━━━━━ Data shown ━━━━━

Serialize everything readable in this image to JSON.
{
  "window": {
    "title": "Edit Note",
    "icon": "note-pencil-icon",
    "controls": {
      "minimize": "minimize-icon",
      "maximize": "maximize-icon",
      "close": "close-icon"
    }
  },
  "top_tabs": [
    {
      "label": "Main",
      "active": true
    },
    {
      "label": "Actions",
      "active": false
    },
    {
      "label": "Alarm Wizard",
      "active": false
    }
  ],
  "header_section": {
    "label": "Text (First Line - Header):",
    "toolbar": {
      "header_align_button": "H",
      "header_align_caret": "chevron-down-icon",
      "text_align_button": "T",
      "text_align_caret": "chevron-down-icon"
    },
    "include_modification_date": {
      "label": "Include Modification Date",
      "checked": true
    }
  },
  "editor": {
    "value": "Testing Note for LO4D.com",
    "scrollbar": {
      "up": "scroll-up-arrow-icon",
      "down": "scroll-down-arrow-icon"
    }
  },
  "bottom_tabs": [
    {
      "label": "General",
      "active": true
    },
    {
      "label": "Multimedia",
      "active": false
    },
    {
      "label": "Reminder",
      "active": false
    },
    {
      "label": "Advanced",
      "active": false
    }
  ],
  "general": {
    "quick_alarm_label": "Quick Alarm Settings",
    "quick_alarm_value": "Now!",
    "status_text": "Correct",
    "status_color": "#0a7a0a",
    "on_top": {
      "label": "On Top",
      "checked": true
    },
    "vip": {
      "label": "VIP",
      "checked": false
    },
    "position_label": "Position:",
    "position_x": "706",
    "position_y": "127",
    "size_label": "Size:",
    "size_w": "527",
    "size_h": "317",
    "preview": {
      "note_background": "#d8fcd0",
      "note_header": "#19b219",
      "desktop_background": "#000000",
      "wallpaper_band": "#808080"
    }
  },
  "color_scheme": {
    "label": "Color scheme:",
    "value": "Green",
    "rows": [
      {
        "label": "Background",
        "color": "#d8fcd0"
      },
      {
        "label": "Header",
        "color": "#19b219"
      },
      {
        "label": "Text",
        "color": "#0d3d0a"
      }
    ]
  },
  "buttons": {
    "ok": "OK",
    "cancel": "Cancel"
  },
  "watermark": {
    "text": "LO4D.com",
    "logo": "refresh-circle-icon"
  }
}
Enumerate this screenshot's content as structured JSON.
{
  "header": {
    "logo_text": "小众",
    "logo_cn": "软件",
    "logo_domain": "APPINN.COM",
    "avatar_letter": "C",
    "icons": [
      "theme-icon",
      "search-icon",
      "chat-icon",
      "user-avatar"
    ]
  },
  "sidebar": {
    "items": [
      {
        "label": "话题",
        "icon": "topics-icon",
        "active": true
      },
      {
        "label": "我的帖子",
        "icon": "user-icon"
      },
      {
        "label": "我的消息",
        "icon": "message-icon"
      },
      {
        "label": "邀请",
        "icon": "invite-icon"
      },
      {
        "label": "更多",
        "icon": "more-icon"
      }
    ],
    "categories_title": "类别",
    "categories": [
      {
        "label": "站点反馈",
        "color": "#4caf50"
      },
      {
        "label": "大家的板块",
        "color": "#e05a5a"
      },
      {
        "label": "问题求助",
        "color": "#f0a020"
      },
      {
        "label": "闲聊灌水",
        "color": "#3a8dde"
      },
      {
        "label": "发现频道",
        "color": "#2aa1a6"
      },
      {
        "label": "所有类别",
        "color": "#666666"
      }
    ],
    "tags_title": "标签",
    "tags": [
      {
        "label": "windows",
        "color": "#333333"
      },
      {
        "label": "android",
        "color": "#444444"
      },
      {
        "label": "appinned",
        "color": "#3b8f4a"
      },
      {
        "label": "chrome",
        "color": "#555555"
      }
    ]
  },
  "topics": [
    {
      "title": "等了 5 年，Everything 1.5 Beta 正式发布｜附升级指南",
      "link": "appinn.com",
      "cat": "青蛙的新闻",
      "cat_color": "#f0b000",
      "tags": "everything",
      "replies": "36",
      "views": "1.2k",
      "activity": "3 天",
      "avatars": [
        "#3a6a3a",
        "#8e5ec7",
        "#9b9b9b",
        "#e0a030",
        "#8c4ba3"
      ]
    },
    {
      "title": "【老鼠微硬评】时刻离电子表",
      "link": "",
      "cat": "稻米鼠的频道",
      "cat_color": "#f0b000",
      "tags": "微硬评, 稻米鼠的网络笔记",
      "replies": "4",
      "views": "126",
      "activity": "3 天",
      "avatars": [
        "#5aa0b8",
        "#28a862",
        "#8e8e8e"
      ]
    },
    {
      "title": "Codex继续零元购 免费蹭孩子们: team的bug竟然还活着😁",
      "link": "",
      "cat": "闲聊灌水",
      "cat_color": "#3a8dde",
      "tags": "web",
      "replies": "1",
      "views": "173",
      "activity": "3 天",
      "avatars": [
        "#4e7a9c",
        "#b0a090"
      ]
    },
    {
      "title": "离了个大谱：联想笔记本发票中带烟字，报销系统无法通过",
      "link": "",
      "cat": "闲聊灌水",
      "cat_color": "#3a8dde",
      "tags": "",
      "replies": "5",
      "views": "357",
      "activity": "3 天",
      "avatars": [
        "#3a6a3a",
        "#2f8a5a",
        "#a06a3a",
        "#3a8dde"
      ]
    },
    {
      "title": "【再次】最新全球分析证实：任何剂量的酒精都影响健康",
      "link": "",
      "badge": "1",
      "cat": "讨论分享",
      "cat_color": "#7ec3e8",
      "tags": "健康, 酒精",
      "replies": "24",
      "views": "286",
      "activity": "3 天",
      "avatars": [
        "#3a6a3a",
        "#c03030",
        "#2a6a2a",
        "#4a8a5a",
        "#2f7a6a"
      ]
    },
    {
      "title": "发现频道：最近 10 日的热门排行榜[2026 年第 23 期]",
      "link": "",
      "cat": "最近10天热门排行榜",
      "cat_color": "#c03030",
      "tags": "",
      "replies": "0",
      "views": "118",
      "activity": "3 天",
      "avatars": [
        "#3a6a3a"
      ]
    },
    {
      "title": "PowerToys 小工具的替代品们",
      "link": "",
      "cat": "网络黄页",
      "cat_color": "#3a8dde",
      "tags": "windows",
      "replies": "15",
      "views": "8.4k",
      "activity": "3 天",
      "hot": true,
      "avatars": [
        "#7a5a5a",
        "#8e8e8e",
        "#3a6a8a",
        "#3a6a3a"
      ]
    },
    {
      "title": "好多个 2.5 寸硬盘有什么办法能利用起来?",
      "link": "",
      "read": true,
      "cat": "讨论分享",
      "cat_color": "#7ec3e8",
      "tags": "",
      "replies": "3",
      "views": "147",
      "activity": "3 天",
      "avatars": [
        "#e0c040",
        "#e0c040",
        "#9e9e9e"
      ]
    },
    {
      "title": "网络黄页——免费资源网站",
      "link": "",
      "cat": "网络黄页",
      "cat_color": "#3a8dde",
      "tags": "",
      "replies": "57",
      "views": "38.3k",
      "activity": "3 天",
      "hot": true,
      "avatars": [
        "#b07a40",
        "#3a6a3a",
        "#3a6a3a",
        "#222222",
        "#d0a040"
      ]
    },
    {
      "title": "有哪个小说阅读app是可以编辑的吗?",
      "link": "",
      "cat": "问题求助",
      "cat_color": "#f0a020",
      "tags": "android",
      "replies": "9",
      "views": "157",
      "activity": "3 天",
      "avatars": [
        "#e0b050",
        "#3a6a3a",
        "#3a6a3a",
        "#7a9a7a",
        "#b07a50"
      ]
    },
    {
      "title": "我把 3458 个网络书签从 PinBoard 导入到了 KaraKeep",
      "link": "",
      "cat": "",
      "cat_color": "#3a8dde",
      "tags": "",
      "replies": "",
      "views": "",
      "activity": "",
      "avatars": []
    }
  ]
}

━━━━━

→ Task prompt
Check the data for the word "chevron" and pull out the lines that have it.

→ Output for this exercise
      "header_align_caret": "chevron-down-icon",
      "text_align_caret": "chevron-down-icon"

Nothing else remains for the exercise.